Collection entries.

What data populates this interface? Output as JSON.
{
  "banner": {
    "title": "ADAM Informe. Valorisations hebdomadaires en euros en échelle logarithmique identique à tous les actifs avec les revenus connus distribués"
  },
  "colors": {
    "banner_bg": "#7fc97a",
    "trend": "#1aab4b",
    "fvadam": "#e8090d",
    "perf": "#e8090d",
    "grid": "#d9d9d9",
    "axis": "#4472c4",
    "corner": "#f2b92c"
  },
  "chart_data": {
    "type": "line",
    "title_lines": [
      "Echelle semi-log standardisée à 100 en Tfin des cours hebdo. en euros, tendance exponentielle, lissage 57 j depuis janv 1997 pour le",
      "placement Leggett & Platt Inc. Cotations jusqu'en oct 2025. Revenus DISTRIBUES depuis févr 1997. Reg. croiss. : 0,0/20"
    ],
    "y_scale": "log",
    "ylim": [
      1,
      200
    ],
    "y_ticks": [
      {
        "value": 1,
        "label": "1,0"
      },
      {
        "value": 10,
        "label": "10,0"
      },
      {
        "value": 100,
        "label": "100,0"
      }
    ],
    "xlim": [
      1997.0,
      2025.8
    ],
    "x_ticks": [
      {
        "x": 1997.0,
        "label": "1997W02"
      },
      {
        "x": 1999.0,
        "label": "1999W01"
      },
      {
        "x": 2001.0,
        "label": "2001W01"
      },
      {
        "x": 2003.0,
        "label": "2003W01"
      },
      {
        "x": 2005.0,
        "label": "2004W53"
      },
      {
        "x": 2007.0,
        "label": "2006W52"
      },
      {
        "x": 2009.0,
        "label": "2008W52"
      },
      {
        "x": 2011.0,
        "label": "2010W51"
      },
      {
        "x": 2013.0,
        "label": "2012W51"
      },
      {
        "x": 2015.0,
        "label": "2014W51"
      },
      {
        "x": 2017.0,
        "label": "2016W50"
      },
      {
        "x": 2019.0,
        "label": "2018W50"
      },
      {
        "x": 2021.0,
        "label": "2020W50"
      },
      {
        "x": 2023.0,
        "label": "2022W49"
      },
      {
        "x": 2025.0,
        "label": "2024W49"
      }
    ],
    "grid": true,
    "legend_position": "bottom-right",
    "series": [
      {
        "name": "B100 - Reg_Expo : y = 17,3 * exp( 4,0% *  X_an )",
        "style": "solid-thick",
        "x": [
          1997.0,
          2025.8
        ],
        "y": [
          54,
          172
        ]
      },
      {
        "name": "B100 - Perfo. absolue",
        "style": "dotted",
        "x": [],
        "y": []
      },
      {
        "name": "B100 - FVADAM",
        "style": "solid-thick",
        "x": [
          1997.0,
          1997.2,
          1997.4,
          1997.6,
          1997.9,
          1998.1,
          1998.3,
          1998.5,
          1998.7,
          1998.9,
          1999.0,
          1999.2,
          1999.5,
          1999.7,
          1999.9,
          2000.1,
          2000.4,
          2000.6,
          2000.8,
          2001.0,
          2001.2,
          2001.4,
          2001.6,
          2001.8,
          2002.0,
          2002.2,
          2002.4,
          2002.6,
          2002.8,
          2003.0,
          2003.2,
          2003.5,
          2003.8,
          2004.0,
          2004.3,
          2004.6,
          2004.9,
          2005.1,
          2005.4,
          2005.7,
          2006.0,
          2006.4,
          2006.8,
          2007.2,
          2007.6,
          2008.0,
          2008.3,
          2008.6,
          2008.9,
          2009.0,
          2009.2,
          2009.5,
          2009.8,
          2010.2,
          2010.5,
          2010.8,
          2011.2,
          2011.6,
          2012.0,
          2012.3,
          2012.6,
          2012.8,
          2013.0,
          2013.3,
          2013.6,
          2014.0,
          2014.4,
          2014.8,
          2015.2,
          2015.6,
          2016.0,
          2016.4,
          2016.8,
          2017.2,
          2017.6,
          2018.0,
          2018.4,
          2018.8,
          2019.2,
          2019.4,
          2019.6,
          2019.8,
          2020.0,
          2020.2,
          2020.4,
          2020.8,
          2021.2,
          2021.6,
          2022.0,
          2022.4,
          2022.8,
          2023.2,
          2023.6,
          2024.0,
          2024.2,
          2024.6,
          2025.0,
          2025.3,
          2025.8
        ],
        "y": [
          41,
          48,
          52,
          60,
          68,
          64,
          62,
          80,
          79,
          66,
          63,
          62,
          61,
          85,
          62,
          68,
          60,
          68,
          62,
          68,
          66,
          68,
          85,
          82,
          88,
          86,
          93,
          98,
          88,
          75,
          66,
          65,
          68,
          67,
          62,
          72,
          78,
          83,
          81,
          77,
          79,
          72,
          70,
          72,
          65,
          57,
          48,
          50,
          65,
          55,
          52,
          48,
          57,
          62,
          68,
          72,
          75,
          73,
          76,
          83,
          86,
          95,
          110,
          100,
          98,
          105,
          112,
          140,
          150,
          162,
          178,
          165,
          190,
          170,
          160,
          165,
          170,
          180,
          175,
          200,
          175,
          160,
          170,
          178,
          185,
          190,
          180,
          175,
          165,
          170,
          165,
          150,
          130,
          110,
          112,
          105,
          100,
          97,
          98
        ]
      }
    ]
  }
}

GIVEN TASK.
What number of lines in the records contain the word "euros"? Answer with that number alone.

EXERCISE ANSWER.
2